§ **WHAT YOU HAVE TO DO**
Make an exact copy of the data below, leaving out every picture.

+ + + + + + +

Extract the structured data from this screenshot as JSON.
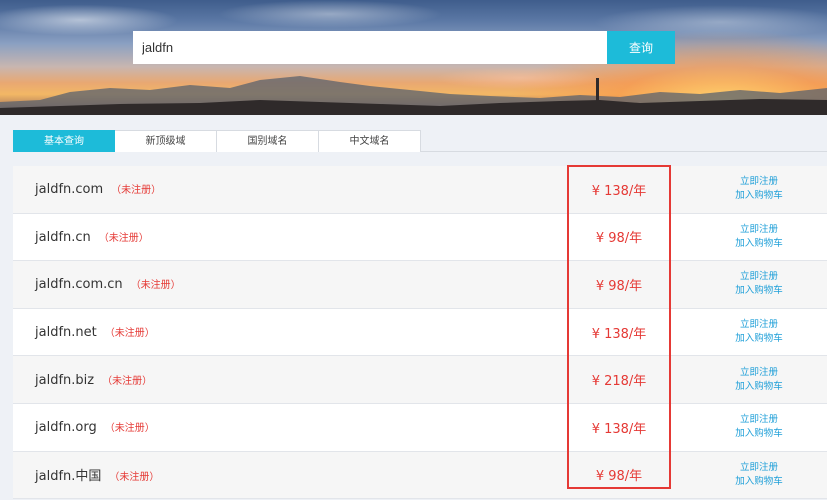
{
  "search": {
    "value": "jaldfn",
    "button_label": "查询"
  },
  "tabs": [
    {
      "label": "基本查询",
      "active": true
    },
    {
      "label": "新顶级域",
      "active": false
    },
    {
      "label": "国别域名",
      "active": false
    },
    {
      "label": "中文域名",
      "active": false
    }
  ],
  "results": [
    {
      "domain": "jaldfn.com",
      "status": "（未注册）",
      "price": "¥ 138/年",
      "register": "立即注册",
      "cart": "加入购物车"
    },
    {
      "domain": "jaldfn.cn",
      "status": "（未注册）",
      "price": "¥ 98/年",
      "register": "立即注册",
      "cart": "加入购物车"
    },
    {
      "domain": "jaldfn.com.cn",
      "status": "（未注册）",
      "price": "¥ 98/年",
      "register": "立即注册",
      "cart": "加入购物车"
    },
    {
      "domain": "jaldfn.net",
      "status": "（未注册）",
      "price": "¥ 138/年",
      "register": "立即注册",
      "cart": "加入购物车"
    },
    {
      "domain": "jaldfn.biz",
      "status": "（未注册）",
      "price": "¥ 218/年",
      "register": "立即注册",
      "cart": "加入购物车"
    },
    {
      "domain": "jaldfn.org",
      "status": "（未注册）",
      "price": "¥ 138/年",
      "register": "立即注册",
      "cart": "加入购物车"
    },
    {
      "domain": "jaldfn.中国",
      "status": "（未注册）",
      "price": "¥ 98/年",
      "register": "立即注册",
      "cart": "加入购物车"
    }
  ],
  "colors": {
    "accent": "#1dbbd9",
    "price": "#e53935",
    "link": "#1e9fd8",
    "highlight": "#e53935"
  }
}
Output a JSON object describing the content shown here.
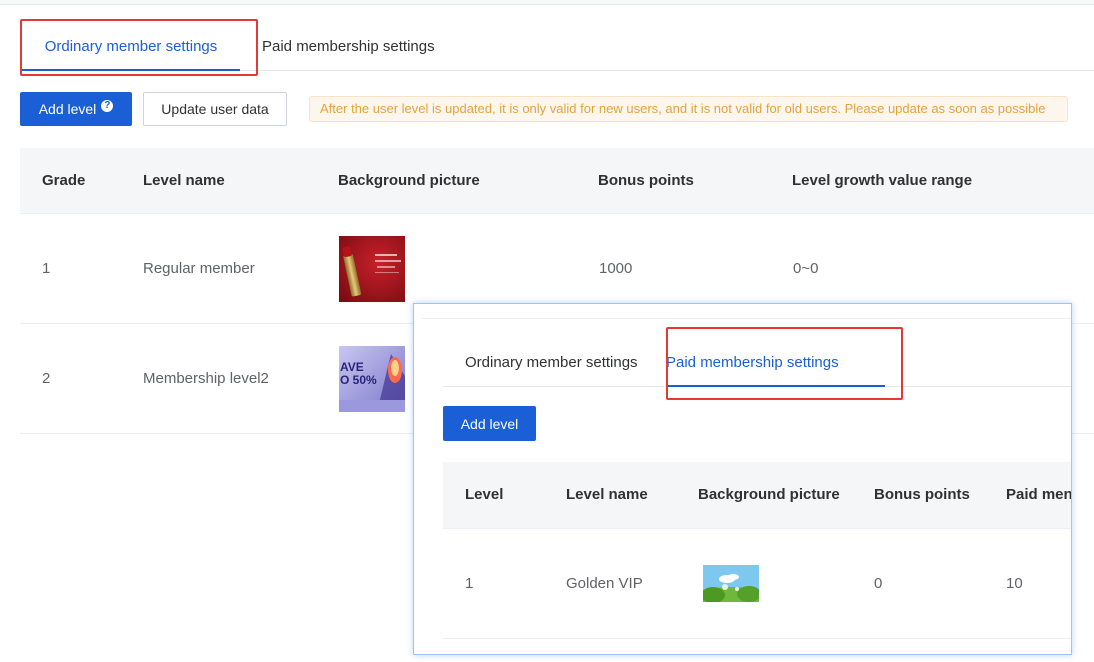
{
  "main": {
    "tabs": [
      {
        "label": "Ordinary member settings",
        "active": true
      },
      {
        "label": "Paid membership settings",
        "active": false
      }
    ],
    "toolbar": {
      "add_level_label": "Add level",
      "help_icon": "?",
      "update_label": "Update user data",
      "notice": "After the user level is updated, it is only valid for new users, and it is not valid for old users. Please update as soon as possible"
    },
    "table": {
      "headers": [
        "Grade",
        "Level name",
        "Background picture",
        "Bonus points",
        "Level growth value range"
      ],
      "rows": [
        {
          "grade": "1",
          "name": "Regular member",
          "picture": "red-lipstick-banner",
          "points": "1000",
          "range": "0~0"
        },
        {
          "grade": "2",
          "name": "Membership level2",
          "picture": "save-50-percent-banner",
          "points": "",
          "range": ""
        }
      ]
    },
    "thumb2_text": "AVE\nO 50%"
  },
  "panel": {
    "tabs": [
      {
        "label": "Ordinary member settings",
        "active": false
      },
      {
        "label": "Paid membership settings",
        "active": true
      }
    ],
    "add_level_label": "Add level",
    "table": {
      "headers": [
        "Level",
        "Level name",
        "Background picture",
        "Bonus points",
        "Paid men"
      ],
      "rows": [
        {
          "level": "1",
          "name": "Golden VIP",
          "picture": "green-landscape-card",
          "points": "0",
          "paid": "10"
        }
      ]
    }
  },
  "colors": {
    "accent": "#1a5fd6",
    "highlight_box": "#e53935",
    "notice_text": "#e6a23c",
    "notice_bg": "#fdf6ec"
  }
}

+ + + + + + +

§ **OUTPUT FOR THIS EXERCISE**
Extract the structured data from this screenshot as JSON.
{
  "search": {
    "value": "jaldfn",
    "button_label": "查询"
  },
  "tabs": [
    {
      "label": "基本查询",
      "active": true
    },
    {
      "label": "新顶级域",
      "active": false
    },
    {
      "label": "国别域名",
      "active": false
    },
    {
      "label": "中文域名",
      "active": false
    }
  ],
  "results": [
    {
      "domain": "jaldfn.com",
      "status": "（未注册）",
      "price": "¥ 138/年",
      "register": "立即注册",
      "cart": "加入购物车"
    },
    {
      "domain": "jaldfn.cn",
      "status": "（未注册）",
      "price": "¥ 98/年",
      "register": "立即注册",
      "cart": "加入购物车"
    },
    {
      "domain": "jaldfn.com.cn",
      "status": "（未注册）",
      "price": "¥ 98/年",
      "register": "立即注册",
      "cart": "加入购物车"
    },
    {
      "domain": "jaldfn.net",
      "status": "（未注册）",
      "price": "¥ 138/年",
      "register": "立即注册",
      "cart": "加入购物车"
    },
    {
      "domain": "jaldfn.biz",
      "status": "（未注册）",
      "price": "¥ 218/年",
      "register": "立即注册",
      "cart": "加入购物车"
    },
    {
      "domain": "jaldfn.org",
      "status": "（未注册）",
      "price": "¥ 138/年",
      "register": "立即注册",
      "cart": "加入购物车"
    },
    {
      "domain": "jaldfn.中国",
      "status": "（未注册）",
      "price": "¥ 98/年",
      "register": "立即注册",
      "cart": "加入购物车"
    }
  ],
  "colors": {
    "accent": "#1dbbd9",
    "price": "#e53935",
    "link": "#1e9fd8",
    "highlight": "#e53935"
  }
}
Output a JSON object describing the content shown here.
{
  "main": {
    "tabs": [
      {
        "label": "Ordinary member settings",
        "active": true
      },
      {
        "label": "Paid membership settings",
        "active": false
      }
    ],
    "toolbar": {
      "add_level_label": "Add level",
      "help_icon": "?",
      "update_label": "Update user data",
      "notice": "After the user level is updated, it is only valid for new users, and it is not valid for old users. Please update as soon as possible"
    },
    "table": {
      "headers": [
        "Grade",
        "Level name",
        "Background picture",
        "Bonus points",
        "Level growth value range"
      ],
      "rows": [
        {
          "grade": "1",
          "name": "Regular member",
          "picture": "red-lipstick-banner",
          "points": "1000",
          "range": "0~0"
        },
        {
          "grade": "2",
          "name": "Membership level2",
          "picture": "save-50-percent-banner",
          "points": "",
          "range": ""
        }
      ]
    },
    "thumb2_text": "AVE\nO 50%"
  },
  "panel": {
    "tabs": [
      {
        "label": "Ordinary member settings",
        "active": false
      },
      {
        "label": "Paid membership settings",
        "active": true
      }
    ],
    "add_level_label": "Add level",
    "table": {
      "headers": [
        "Level",
        "Level name",
        "Background picture",
        "Bonus points",
        "Paid men"
      ],
      "rows": [
        {
          "level": "1",
          "name": "Golden VIP",
          "picture": "green-landscape-card",
          "points": "0",
          "paid": "10"
        }
      ]
    }
  },
  "colors": {
    "accent": "#1a5fd6",
    "highlight_box": "#e53935",
    "notice_text": "#e6a23c",
    "notice_bg": "#fdf6ec"
  }
}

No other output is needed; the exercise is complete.